**Data supplied:**

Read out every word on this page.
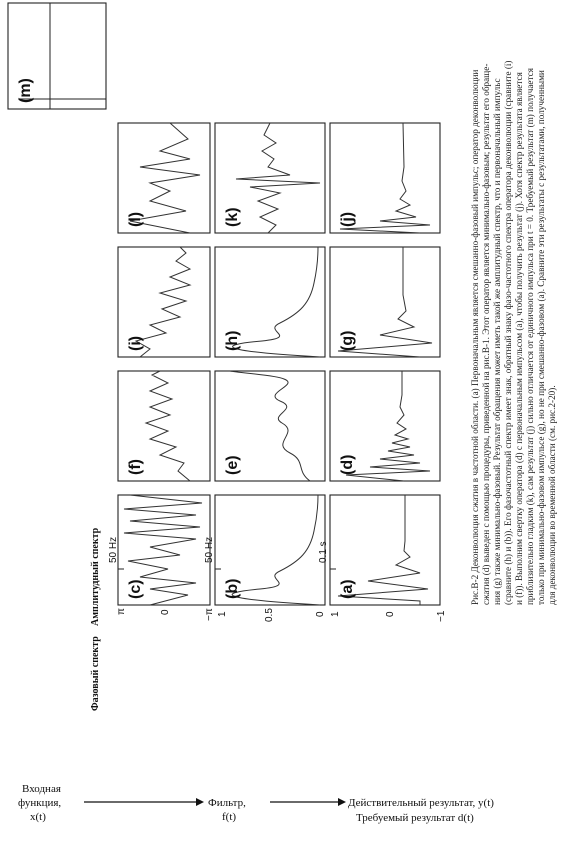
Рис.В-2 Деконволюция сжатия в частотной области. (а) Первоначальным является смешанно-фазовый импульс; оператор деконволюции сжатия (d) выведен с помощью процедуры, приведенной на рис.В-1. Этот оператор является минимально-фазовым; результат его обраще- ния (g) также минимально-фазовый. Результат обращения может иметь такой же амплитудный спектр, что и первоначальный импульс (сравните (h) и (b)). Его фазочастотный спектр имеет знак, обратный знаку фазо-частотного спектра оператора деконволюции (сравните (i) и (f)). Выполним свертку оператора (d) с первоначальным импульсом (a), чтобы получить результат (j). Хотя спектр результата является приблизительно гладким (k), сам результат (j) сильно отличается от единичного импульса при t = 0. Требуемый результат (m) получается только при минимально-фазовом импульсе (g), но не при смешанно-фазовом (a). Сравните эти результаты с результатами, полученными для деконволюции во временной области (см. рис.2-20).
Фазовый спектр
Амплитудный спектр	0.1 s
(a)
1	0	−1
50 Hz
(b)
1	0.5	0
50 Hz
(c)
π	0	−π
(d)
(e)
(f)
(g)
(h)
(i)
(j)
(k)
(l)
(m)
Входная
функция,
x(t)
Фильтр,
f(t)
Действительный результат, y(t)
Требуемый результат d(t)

--

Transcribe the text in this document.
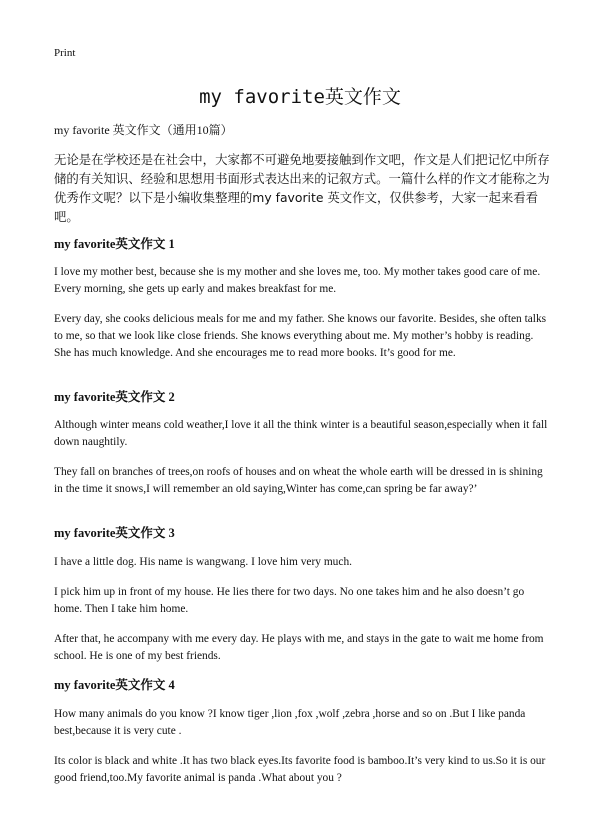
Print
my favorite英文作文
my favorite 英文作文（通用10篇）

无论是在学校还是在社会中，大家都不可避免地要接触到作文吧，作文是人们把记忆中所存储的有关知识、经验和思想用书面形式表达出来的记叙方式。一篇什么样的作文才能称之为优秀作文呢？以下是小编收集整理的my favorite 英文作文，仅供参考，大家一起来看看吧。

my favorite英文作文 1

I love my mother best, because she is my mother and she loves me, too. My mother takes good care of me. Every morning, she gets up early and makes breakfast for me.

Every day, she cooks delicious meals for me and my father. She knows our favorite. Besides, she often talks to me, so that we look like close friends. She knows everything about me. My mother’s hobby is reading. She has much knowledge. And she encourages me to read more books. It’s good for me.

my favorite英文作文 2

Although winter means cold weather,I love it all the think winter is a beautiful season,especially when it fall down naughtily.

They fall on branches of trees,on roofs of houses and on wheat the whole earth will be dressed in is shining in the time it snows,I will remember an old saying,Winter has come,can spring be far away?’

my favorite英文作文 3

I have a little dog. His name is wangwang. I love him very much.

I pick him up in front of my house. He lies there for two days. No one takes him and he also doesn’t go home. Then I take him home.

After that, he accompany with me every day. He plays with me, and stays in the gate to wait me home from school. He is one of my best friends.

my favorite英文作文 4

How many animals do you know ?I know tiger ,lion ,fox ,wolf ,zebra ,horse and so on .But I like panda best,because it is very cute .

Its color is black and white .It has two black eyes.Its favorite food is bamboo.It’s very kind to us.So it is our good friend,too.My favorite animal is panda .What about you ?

**Directive:** Pull out every line of the records that includes the string "this".

**The completed task:**
Read out every word on this page.
Transcribe the text in this document.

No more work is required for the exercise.